Ik zal even ingaan op de vragen. Mevrouw Lodders vond toch dat de ondernemers in het debat wat onderbelicht bleven, want laten we wel wezen, zo zei zij, als je de Nederlandse technologische bijdrage goed kanaliseert naar die landen, dan kan dat juist helpen in vergelijking met andere projecten. Ik ben het daarmee eens. Het is zeker niet mijn bedoeling om dit onder te belichten vandaag. Ik vind juist dat het belangrijke partners zijn en dat het zonder hen niet kan. Ik ben het er ook mee eens dat op het moment dat je de Nederlandse eisen zo sterk af laat wijken van de internationale eisen, geen enkele Nederlandse exporteur, die misschien een heel goede innovatieve technologie te bieden heeft aan die landen, nog in aanmerking komt, omdat wij het niet doen en de andere wel. Dat punt is gewoon terecht. Dat vind ik echt. Kanalisering van potentieel goede technologie is ook een asset waar ik voor wil blijven staan.

De heer Van Raan (PvdD):

Toch even, hoor. Aan de aan de ene kant begint de Staatssecretaris het verhaal dat je wel redelijk moet zijn en het midden moet zoeken. Dus allemaal heel redelijk, heel redelijk, heel redelijk. Maar dan zegt hij in één keer: het kan niet zo zijn. Dat zijn twee uitersten en dat doet zijn betoog echt tekort. Natuurlijk kun je dat wel doen. Sorry, dat moest ik even kwijt.

§ GESELECTEERD MATERIAAL

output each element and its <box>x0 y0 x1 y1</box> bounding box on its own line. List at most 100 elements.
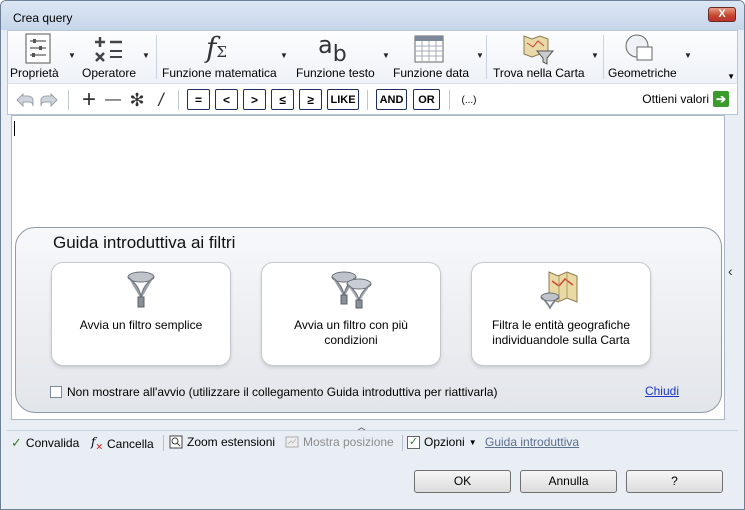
and-button[interactable]: AND <box>376 89 407 110</box>
find-in-map-icon <box>523 35 555 65</box>
operator-icon <box>95 37 122 62</box>
show-position-label: Mostra posizione <box>303 435 394 449</box>
get-values-label: Ottieni valori <box>642 92 709 106</box>
chevron-left-icon[interactable]: ‹ <box>728 263 733 279</box>
bottom-toolbar: ✓ Convalida f× Cancella Zoom estensioni … <box>7 430 738 454</box>
validate-button[interactable]: ✓ Convalida <box>11 435 79 451</box>
ok-button[interactable]: OK <box>414 470 511 493</box>
chevron-down-icon: ▼ <box>382 51 390 60</box>
chevron-down-icon: ▼ <box>591 51 599 60</box>
chevron-down-icon: ▼ <box>468 437 477 447</box>
toolbar-separator <box>178 90 179 110</box>
window-title: Crea query <box>13 11 73 25</box>
chevron-down-icon: ▼ <box>280 51 288 60</box>
math-function-icon: fΣ <box>206 31 227 64</box>
zoom-extent-icon <box>169 435 183 449</box>
date-function-icon <box>414 35 444 63</box>
chevron-down-icon: ▼ <box>684 51 692 60</box>
undo-button[interactable] <box>14 89 36 111</box>
toolbar-separator <box>449 90 450 110</box>
ribbon-geometry-button[interactable]: ▼ Geometriche <box>606 31 696 83</box>
less-equal-button[interactable]: ≤ <box>271 89 294 110</box>
simple-filter-card[interactable]: Avvia un filtro semplice <box>51 262 231 366</box>
show-position-icon <box>285 436 299 448</box>
query-builder-window: Crea query X ▼ Proprietà ▼ Operatore fΣ … <box>0 0 745 510</box>
subtract-button[interactable]: — <box>102 89 124 111</box>
text-caret <box>14 121 15 136</box>
multi-condition-filter-card[interactable]: Avvia un filtro con più condizioni <box>261 262 441 366</box>
toolbar-separator <box>367 90 368 110</box>
guide-title: Guida introduttiva ai filtri <box>53 233 236 252</box>
or-button[interactable]: OR <box>413 89 440 110</box>
add-button[interactable]: + <box>78 86 100 113</box>
greater-equal-button[interactable]: ≥ <box>299 89 322 110</box>
card-label: Filtra le entità geografiche individuand… <box>491 318 631 347</box>
card-label: Avvia un filtro con più condizioni <box>294 318 408 347</box>
ribbon-label: Funzione testo <box>296 66 375 80</box>
parentheses-button[interactable]: (...) <box>456 89 482 111</box>
ribbon-separator <box>156 35 157 79</box>
map-funnel-icon <box>540 271 578 310</box>
redo-icon <box>40 92 58 108</box>
filter-on-map-card[interactable]: Filtra le entità geografiche individuand… <box>471 262 651 366</box>
ribbon-find-in-map-button[interactable]: ▼ Trova nella Carta <box>491 31 601 83</box>
ribbon-separator <box>486 35 487 79</box>
ribbon-operator-button[interactable]: ▼ Operatore <box>80 31 152 83</box>
dont-show-checkbox[interactable] <box>50 386 62 398</box>
chevron-down-icon: ▼ <box>142 51 150 60</box>
ribbon-math-function-button[interactable]: fΣ ▼ Funzione matematica <box>160 31 290 83</box>
zoom-extent-button[interactable]: Zoom estensioni <box>169 435 275 449</box>
ribbon-label: Geometriche <box>608 66 677 80</box>
redo-button[interactable] <box>38 89 60 111</box>
zoom-extent-label: Zoom estensioni <box>187 435 276 449</box>
multiply-button[interactable]: ✻ <box>126 89 148 111</box>
toolbar-separator <box>68 90 69 110</box>
text-function-icon: ab <box>318 31 347 67</box>
chevron-down-icon: ▼ <box>68 51 76 60</box>
ribbon-label: Operatore <box>82 66 137 80</box>
ribbon-date-function-button[interactable]: ▼ Funzione data <box>391 31 486 83</box>
close-guide-link[interactable]: Chiudi <box>645 384 679 398</box>
divide-button[interactable]: / <box>150 89 172 111</box>
less-than-button[interactable]: < <box>215 89 238 110</box>
ribbon: ▼ Proprietà ▼ Operatore fΣ ▼ Funzione ma… <box>7 30 738 83</box>
help-button[interactable]: ? <box>626 470 723 493</box>
dont-show-on-startup[interactable]: Non mostrare all'avvio (utilizzare il co… <box>50 385 497 399</box>
properties-icon <box>25 33 51 64</box>
undo-icon <box>16 92 34 108</box>
ribbon-label: Trova nella Carta <box>493 66 585 80</box>
like-button[interactable]: LIKE <box>327 89 359 110</box>
options-label: Opzioni <box>424 435 465 449</box>
clear-button[interactable]: f× Cancella <box>91 435 154 452</box>
cancel-button[interactable]: Annulla <box>520 470 617 493</box>
options-button[interactable]: ✓ Opzioni ▼ <box>407 435 477 449</box>
close-button[interactable]: X <box>708 7 736 22</box>
funnel-icon <box>127 271 155 308</box>
double-funnel-icon <box>331 271 372 309</box>
checkmark-icon: ✓ <box>11 435 22 450</box>
show-position-button[interactable]: Mostra posizione <box>285 435 394 449</box>
guide-link[interactable]: Guida introduttiva <box>485 435 579 449</box>
chevron-down-icon: ▼ <box>476 51 484 60</box>
ribbon-label: Funzione data <box>393 66 470 80</box>
greater-than-button[interactable]: > <box>243 89 266 110</box>
geometry-icon <box>625 34 653 61</box>
ribbon-separator <box>603 35 604 79</box>
arrow-right-icon: ➔ <box>713 91 729 107</box>
ribbon-label: Proprietà <box>10 66 59 80</box>
getting-started-panel: Guida introduttiva ai filtri Avvia un fi… <box>15 227 722 413</box>
checkbox-checked-icon: ✓ <box>407 435 420 449</box>
ribbon-overflow-icon[interactable]: ▼ <box>727 72 735 81</box>
dont-show-label: Non mostrare all'avvio (utilizzare il co… <box>67 385 498 399</box>
toolbar-separator <box>163 435 164 451</box>
validate-label: Convalida <box>25 436 80 450</box>
clear-label: Cancella <box>107 436 154 451</box>
ribbon-properties-button[interactable]: ▼ Proprietà <box>10 31 76 83</box>
ribbon-label: Funzione matematica <box>162 66 277 80</box>
equals-button[interactable]: = <box>187 89 210 110</box>
ribbon-text-function-button[interactable]: ab ▼ Funzione testo <box>294 31 392 83</box>
get-values-button[interactable]: Ottieni valori ➔ <box>642 91 729 107</box>
guide-link-label: Guida introduttiva <box>485 435 580 449</box>
clear-function-icon: f× <box>91 435 103 453</box>
title-bar: Crea query X <box>1 1 744 30</box>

§ KORTE OPDRACHT 1
Wie vond volgens de documenttekst dat de ondernemers in het debat onderbelicht bleven?
§ KORTE OPDRACHT 2
Leg uit waarom volgens de documenttekst geen enkele Nederlandse exporteur nog in aanmerking komt als de Nederlandse eisen sterk afwijken van de internationale eisen.

§ VOLLEDIG ANTWOORD 1
Mevrouw Lodders.

§ VOLLEDIG ANTWOORD 2
Dan komt geen Nederlandse exporteur meer in aanmerking, ook niet met een goede innovatieve technologie, omdat Nederland het dan niet doet en de andere landen wel.